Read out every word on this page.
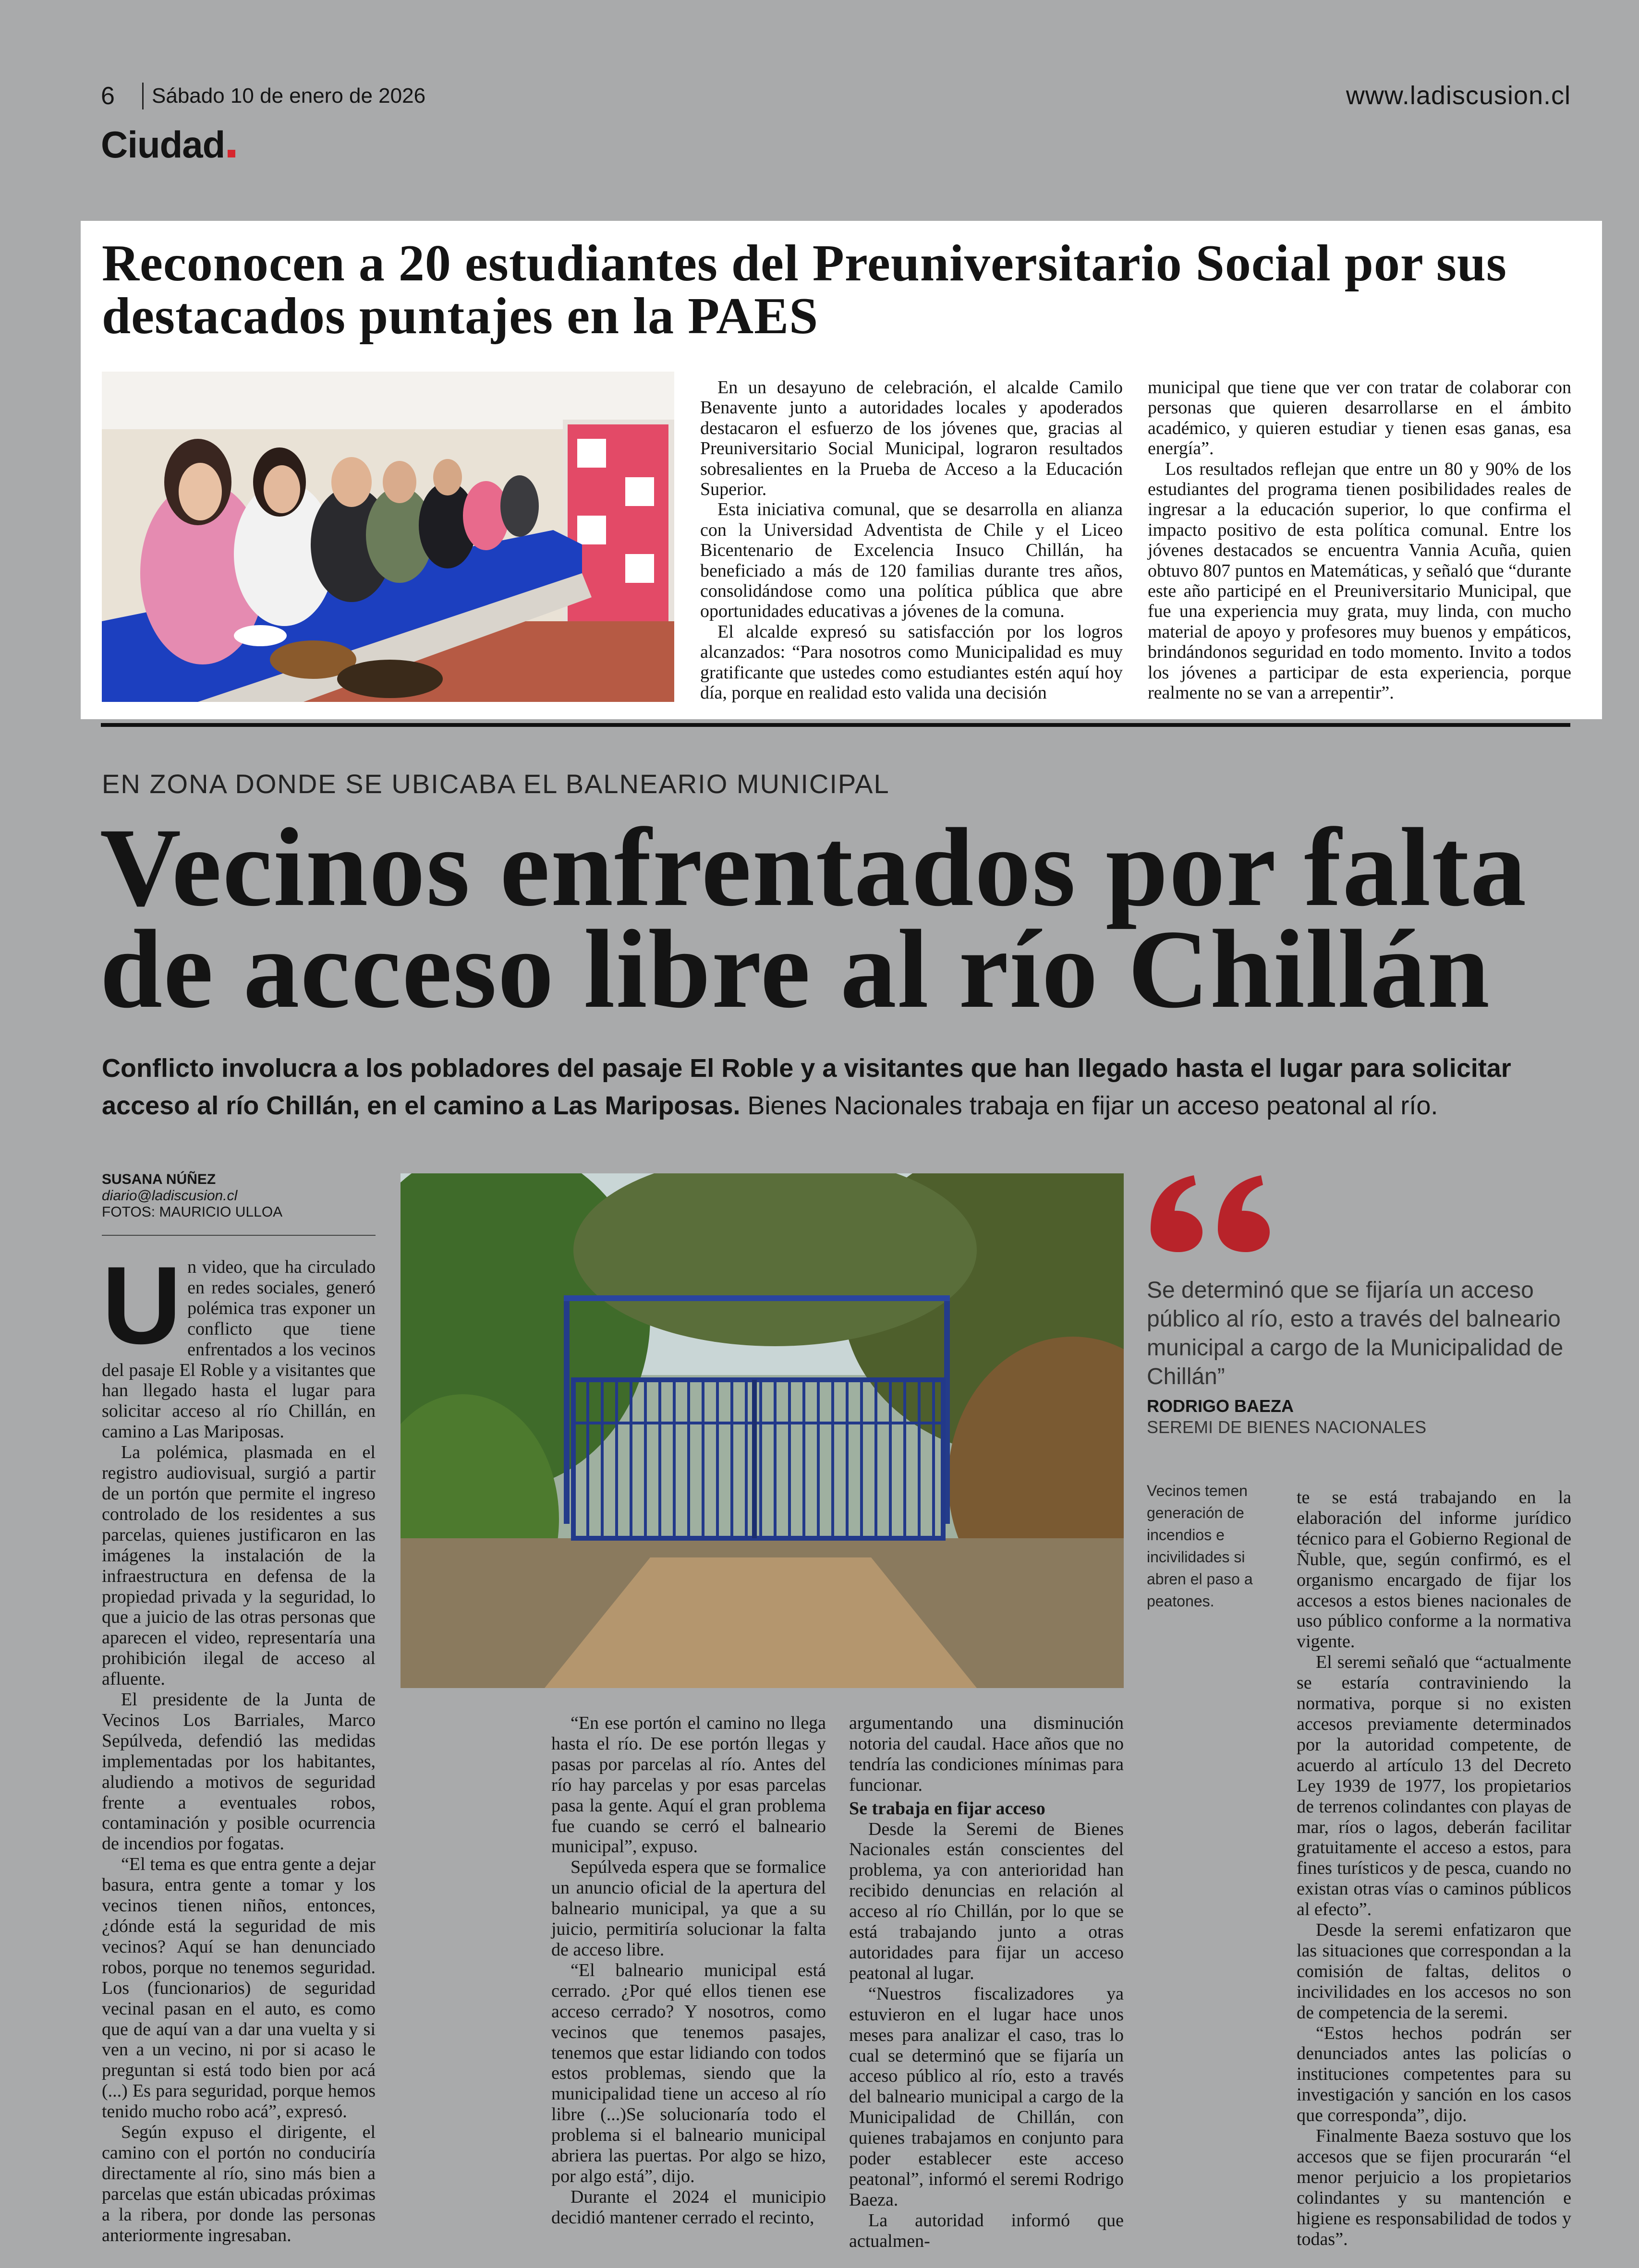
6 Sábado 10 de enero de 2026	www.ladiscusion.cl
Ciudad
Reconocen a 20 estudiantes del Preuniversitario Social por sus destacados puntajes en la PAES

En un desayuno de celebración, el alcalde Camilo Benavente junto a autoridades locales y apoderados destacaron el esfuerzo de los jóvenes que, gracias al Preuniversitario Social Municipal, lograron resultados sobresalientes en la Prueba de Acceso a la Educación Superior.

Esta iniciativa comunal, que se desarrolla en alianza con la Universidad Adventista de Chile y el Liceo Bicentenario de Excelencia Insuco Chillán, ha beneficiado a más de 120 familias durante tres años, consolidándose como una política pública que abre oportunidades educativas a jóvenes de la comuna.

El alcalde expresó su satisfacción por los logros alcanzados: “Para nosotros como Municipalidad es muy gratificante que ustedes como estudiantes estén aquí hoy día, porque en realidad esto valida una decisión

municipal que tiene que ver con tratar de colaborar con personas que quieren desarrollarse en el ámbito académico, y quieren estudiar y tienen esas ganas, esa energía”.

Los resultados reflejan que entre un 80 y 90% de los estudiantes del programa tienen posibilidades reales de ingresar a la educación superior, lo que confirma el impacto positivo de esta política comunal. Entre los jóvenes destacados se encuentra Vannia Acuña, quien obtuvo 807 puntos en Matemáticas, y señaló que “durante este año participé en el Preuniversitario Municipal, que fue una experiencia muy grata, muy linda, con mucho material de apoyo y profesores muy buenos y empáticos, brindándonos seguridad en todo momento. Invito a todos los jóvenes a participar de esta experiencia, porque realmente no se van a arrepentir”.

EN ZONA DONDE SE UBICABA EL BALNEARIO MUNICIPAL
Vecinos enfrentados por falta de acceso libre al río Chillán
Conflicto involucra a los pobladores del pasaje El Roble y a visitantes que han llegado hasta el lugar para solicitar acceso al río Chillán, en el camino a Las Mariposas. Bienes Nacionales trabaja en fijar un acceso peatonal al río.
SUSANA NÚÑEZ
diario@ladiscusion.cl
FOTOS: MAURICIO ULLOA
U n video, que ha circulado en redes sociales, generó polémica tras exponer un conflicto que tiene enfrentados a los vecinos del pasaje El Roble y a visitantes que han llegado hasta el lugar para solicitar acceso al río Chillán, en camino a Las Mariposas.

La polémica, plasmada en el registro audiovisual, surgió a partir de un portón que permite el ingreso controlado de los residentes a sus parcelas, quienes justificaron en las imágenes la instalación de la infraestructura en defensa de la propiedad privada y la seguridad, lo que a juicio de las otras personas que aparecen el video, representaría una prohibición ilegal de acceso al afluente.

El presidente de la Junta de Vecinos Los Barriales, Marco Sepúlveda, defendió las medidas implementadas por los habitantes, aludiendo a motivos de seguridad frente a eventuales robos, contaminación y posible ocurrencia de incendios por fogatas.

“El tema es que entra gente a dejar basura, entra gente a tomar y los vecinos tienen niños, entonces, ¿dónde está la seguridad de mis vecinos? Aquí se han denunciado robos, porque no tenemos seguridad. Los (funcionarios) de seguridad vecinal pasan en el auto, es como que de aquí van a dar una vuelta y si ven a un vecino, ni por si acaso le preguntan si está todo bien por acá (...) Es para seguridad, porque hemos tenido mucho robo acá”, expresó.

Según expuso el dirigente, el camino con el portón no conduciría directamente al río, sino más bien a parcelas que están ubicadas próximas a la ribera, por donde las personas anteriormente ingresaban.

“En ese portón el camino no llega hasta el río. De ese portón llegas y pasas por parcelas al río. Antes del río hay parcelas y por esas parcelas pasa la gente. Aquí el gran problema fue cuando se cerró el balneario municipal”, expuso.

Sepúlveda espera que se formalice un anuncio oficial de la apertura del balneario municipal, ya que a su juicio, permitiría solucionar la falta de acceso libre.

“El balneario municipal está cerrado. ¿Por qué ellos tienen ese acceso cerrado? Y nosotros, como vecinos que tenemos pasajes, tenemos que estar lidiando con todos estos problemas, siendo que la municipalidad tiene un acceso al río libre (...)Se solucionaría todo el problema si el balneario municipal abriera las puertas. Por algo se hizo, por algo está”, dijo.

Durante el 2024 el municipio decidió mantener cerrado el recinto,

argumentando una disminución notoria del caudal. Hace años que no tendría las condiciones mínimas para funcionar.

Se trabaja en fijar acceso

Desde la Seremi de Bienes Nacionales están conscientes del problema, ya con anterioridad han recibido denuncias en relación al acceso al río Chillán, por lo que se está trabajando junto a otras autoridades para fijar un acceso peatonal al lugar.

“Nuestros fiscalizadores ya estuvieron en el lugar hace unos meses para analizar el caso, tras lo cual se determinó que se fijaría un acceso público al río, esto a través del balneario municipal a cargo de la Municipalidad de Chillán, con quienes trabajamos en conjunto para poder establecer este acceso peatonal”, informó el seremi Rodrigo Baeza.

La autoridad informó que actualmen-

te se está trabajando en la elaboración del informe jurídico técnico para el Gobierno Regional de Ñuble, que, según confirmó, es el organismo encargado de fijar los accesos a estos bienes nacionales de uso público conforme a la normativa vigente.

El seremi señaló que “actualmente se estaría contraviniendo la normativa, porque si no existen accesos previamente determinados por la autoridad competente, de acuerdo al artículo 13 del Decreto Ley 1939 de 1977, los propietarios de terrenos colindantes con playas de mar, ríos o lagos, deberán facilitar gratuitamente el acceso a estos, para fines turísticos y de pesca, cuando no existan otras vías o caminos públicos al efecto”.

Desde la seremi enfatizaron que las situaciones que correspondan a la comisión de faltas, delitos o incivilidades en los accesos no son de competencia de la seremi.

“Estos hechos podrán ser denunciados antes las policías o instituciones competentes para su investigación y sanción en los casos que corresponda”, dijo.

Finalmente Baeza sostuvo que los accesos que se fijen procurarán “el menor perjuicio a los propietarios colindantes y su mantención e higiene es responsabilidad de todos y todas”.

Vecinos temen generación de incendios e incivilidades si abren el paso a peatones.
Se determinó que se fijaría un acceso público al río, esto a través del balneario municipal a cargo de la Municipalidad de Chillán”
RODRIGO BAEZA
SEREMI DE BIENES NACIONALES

§ **WHAT THE EXERCISE ASKS**: Copy every line of the records above that contains "informó".

§ **TASK RESULT**:
“Nuestros fiscalizadores ya estuvieron en el lugar hace unos meses para analizar el caso, tras lo cual se determinó que se fijaría un acceso público al río, esto a través del balneario municipal a cargo de la Municipalidad de Chillán, con quienes trabajamos en conjunto para poder establecer este acceso peatonal”, informó el seremi Rodrigo Baeza.
La autoridad informó que actualmen-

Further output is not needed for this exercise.